§ **Problem details**: Tally the lines that hold the word "What" and reply with that figure only.

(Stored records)
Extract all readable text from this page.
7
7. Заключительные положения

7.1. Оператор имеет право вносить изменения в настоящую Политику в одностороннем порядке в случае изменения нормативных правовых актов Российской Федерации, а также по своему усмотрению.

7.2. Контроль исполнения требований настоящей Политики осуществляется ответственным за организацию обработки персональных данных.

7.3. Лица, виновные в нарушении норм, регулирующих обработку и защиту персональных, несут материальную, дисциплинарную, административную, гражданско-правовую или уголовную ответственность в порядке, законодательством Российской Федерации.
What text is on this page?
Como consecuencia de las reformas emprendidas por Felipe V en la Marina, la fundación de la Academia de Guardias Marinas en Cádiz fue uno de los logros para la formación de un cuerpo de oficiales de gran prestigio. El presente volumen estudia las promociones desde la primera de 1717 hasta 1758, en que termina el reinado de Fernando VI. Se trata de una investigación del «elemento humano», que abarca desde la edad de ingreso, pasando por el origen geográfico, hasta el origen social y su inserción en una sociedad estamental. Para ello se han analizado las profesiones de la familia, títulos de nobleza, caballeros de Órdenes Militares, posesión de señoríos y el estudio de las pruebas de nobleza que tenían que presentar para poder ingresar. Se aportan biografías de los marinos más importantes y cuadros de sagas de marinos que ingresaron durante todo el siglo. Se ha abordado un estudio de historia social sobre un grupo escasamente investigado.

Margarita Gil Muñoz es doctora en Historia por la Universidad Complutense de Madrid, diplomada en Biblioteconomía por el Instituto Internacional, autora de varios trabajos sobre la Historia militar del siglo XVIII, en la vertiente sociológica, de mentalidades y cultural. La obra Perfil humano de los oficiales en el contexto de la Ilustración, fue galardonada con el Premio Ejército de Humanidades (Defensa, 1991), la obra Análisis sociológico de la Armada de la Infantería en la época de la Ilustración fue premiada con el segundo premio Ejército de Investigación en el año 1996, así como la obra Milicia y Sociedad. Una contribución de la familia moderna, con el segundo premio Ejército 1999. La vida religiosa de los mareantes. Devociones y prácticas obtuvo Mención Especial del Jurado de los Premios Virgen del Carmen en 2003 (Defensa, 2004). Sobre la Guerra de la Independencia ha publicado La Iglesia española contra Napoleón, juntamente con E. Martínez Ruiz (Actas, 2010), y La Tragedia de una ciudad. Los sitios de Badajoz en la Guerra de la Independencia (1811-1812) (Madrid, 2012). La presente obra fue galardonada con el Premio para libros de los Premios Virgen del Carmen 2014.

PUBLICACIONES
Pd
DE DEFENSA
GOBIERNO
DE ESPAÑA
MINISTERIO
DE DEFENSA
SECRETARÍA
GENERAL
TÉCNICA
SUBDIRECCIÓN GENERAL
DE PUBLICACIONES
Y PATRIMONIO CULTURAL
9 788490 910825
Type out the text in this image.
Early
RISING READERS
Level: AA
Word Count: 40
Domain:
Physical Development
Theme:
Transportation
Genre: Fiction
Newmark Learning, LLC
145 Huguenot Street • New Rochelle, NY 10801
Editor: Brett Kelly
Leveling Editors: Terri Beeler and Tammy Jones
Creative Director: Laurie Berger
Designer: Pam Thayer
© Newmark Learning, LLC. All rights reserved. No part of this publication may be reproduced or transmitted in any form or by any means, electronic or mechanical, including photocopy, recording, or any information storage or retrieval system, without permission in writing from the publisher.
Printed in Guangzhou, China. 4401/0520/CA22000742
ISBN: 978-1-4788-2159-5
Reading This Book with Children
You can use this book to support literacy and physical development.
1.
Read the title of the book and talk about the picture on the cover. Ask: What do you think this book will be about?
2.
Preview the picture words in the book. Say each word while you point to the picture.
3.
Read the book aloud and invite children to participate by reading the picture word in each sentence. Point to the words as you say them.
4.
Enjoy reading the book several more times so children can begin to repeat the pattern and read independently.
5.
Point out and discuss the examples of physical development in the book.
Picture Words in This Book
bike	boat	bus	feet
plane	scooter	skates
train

§ **Result of this task**: 2